::: Raw records :::

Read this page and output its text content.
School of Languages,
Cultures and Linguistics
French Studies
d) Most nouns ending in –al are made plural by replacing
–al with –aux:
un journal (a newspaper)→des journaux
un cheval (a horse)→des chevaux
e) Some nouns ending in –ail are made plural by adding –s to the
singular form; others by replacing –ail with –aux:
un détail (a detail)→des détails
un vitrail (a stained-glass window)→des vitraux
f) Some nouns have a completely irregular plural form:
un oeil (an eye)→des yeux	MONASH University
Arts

:::

* _Short task_: Extract all of the data above and output it character for character.

* _Solution for this task_:
Read this page and output its text content.
School of Languages,
Cultures and Linguistics
French Studies
d) Most nouns ending in –al are made plural by replacing
–al with –aux:
un journal (a newspaper)→des journaux
un cheval (a horse)→des chevaux
e) Some nouns ending in –ail are made plural by adding –s to the
singular form; others by replacing –ail with –aux:
un détail (a detail)→des détails
un vitrail (a stained-glass window)→des vitraux
f) Some nouns have a completely irregular plural form:
un oeil (an eye)→des yeux	MONASH University
Arts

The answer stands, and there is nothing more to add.